### [Task item]
Your answer should hold each line of the material that contains the word "stijl".

━━━━━━━━━━━━━━━━━━━━

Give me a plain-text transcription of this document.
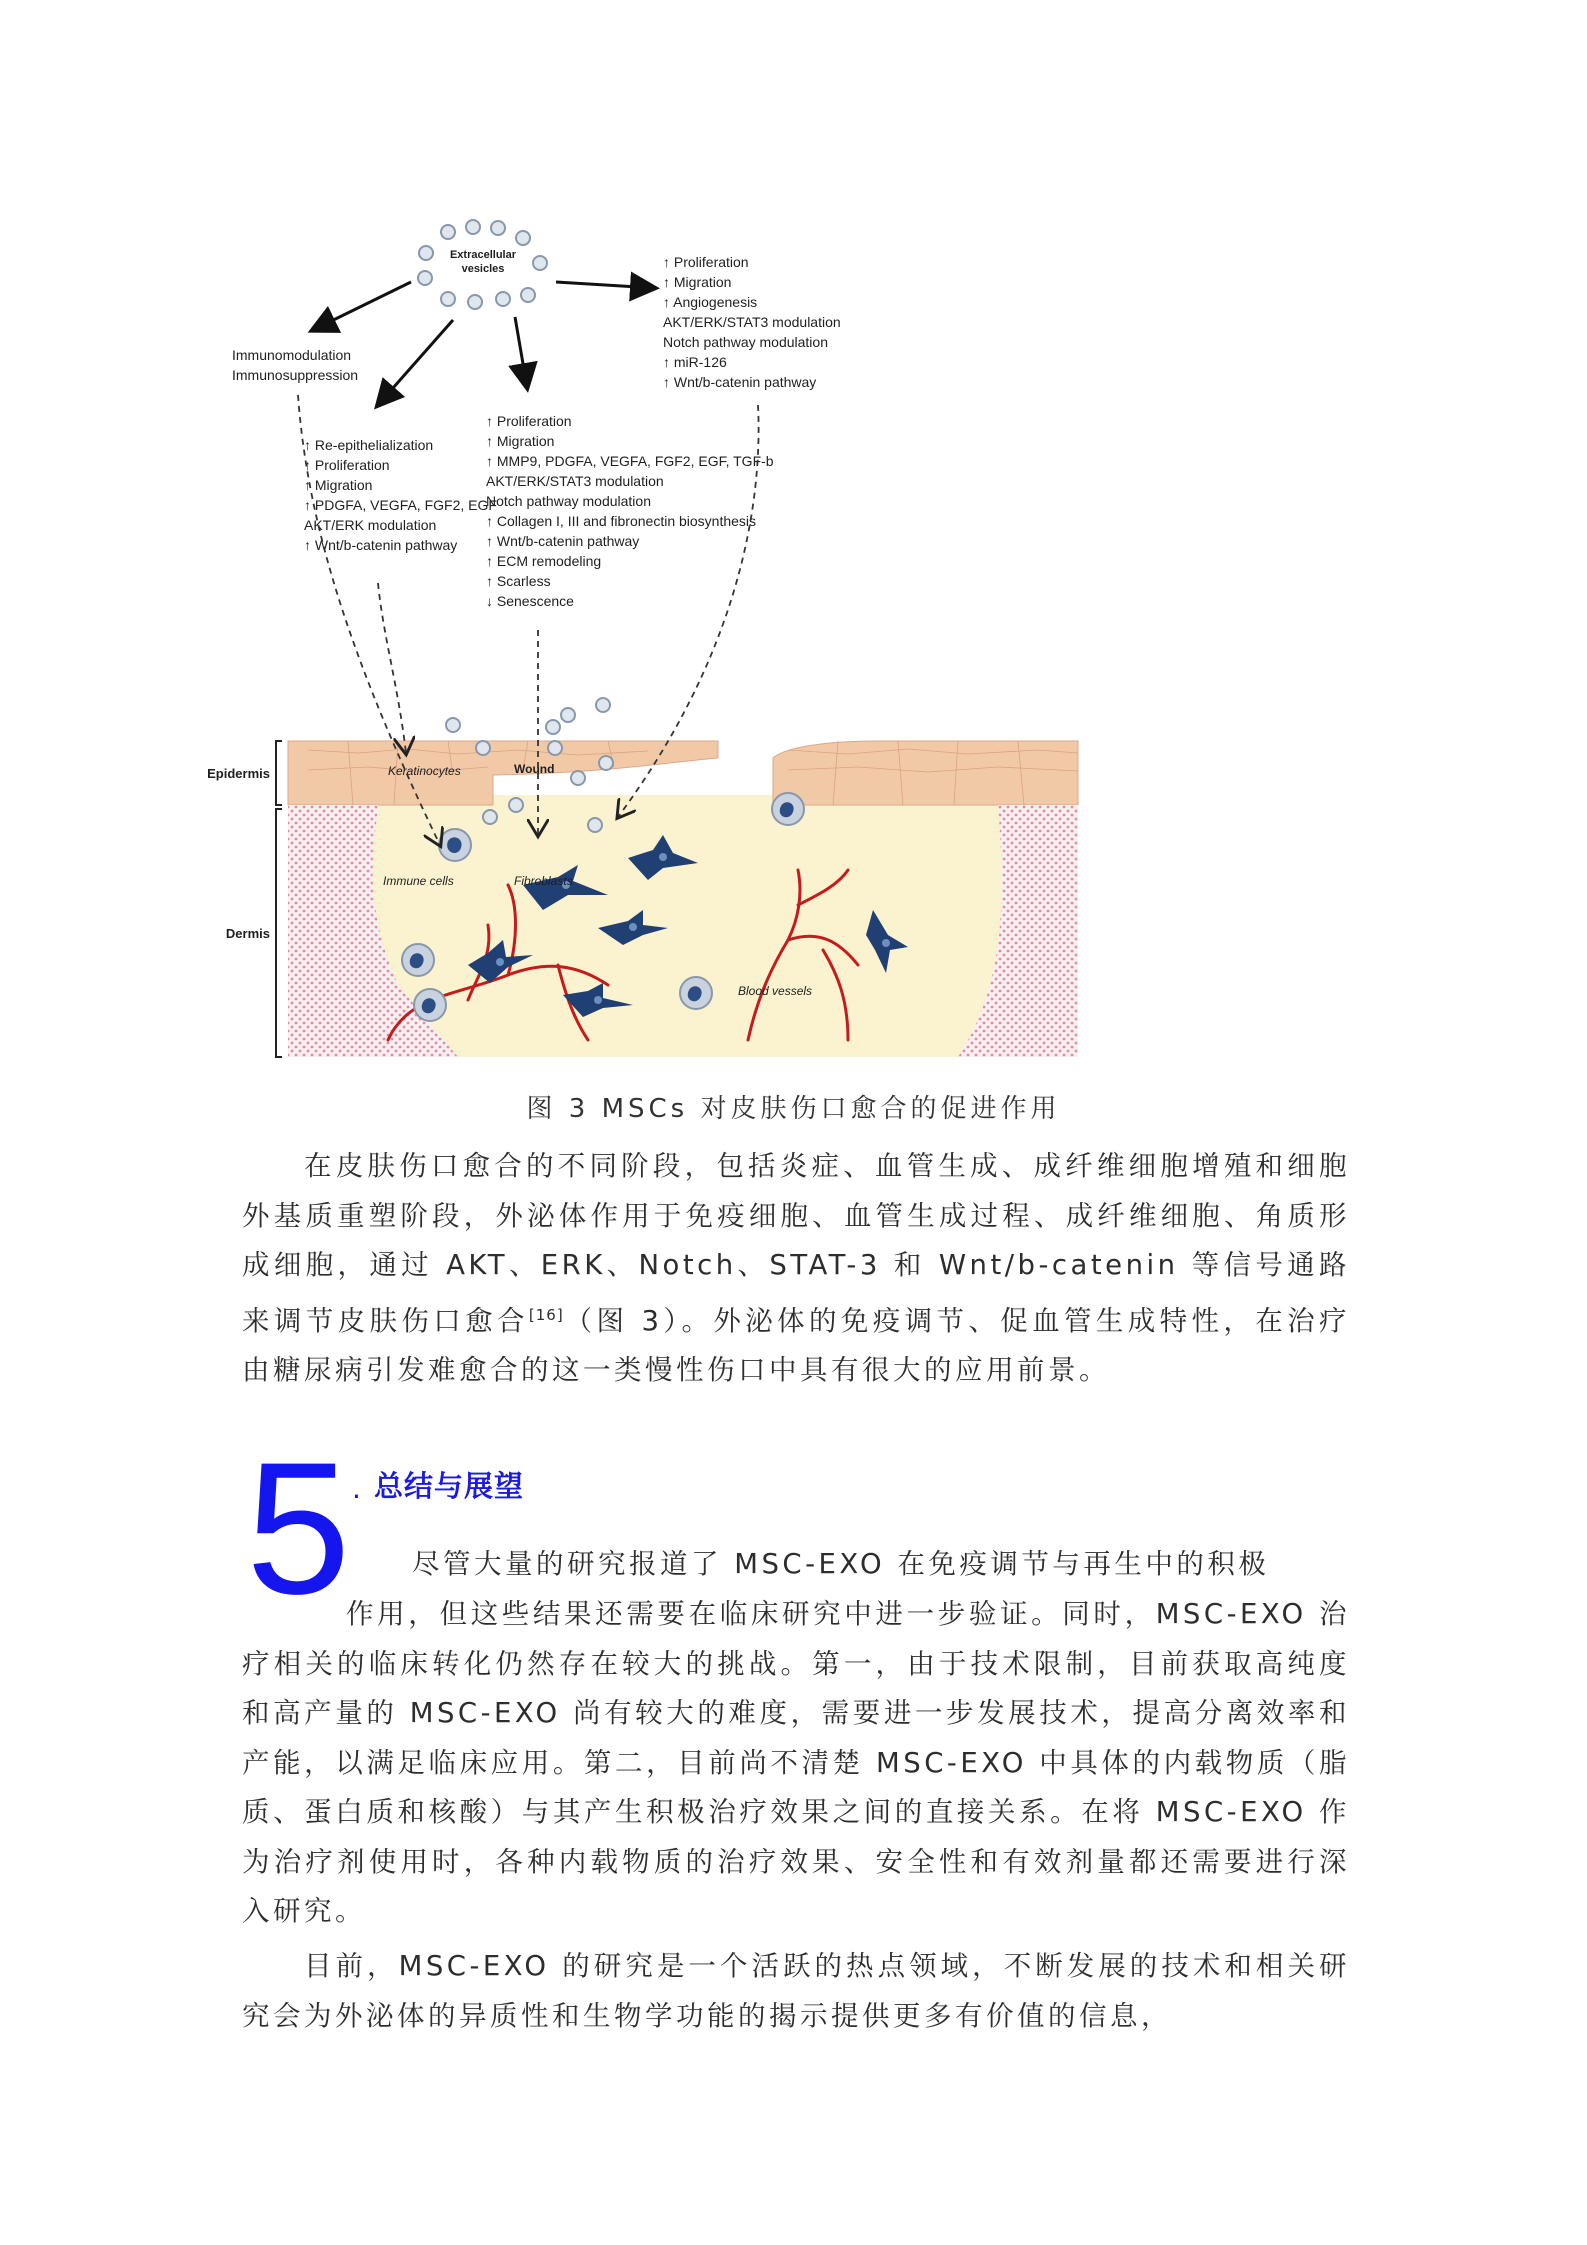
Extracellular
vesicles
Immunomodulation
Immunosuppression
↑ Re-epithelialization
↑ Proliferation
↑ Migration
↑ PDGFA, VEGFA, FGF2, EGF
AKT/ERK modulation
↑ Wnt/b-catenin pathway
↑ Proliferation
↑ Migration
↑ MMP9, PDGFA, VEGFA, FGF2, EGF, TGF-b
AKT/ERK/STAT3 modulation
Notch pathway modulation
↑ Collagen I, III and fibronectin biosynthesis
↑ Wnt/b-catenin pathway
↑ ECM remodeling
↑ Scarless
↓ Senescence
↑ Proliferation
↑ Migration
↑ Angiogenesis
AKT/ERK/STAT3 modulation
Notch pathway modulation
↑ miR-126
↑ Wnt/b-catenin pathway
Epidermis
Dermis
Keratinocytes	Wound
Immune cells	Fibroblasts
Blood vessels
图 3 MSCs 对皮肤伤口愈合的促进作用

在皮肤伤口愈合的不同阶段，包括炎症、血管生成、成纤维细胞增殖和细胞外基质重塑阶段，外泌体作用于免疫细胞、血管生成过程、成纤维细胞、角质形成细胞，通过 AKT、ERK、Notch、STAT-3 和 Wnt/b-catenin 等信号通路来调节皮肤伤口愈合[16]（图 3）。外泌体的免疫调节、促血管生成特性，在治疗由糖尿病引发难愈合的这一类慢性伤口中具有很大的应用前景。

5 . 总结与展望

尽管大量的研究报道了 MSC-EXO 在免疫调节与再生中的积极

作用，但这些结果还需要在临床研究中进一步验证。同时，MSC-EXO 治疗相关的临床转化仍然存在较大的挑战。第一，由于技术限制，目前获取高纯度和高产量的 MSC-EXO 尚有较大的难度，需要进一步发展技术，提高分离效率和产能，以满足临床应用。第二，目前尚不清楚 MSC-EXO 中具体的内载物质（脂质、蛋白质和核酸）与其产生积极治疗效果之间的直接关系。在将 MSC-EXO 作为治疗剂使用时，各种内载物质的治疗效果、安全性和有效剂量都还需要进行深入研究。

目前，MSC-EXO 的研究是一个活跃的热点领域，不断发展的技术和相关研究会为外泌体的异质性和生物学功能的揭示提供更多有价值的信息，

━━━━━━━━━━━━━━━━━━━━

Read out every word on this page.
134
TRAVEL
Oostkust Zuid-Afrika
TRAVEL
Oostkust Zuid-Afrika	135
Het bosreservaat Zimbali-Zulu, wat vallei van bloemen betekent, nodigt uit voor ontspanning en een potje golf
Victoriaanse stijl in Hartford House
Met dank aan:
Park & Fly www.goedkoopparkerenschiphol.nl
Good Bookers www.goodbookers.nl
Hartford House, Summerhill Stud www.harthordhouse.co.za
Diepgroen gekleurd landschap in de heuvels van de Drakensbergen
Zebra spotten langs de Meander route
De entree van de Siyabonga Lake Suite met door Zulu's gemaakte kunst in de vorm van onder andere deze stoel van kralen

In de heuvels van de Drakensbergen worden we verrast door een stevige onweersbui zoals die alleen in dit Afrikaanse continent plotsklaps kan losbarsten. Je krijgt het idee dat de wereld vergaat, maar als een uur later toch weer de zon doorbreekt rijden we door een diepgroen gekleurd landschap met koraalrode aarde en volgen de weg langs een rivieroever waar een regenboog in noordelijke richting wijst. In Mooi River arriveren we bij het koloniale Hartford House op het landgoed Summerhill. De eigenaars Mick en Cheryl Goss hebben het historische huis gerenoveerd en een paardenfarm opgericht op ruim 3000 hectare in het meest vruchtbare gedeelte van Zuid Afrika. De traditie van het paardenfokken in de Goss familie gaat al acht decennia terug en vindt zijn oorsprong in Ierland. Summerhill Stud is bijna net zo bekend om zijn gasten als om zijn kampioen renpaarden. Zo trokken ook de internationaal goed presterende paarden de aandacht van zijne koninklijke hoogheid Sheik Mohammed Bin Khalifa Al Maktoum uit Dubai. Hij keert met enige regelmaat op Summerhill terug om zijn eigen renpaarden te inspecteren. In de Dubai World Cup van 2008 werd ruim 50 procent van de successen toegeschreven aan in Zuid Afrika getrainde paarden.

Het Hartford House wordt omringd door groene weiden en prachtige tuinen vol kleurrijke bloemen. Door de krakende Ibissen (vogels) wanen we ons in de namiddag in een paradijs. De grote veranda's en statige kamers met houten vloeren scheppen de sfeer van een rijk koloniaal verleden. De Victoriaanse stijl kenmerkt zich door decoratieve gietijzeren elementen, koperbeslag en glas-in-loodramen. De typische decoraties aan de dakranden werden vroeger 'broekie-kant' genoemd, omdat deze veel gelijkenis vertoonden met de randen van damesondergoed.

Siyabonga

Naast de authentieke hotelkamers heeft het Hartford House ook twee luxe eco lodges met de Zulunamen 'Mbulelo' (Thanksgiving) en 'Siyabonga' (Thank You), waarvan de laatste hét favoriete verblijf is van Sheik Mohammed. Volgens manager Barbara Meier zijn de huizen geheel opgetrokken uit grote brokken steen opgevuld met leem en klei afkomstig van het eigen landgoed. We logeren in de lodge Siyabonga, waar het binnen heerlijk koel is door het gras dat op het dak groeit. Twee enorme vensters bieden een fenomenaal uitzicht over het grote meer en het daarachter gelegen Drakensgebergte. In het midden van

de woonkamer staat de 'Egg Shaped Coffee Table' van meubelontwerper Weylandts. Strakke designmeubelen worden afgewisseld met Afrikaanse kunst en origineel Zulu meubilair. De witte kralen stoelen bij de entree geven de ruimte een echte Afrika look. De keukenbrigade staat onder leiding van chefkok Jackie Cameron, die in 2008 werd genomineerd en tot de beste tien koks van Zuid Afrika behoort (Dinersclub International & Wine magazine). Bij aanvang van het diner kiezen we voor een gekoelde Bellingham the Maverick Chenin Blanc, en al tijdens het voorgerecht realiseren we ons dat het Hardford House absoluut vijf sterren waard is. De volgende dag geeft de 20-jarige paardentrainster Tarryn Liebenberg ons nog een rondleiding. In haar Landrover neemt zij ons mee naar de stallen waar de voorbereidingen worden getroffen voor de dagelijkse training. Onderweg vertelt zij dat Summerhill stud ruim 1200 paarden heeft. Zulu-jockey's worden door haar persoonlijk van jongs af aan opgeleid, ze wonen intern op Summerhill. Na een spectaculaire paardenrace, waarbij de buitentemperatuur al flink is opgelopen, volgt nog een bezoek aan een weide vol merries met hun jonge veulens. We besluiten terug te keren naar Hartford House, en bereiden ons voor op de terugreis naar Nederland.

━━━━━━━━━━━━━━━━━━━━

### [Result for this task]
Victoriaanse stijl in Hartford House
Het Hartford House wordt omringd door groene weiden en prachtige tuinen vol kleurrijke bloemen. Door de krakende Ibissen (vogels) wanen we ons in de namiddag in een paradijs. De grote veranda's en statige kamers met houten vloeren scheppen de sfeer van een rijk koloniaal verleden. De Victoriaanse stijl kenmerkt zich door decoratieve gietijzeren elementen, koperbeslag en glas-in-loodramen. De typische decoraties aan de dakranden werden vroeger 'broekie-kant' genoemd, omdat deze veel gelijkenis vertoonden met de randen van damesondergoed.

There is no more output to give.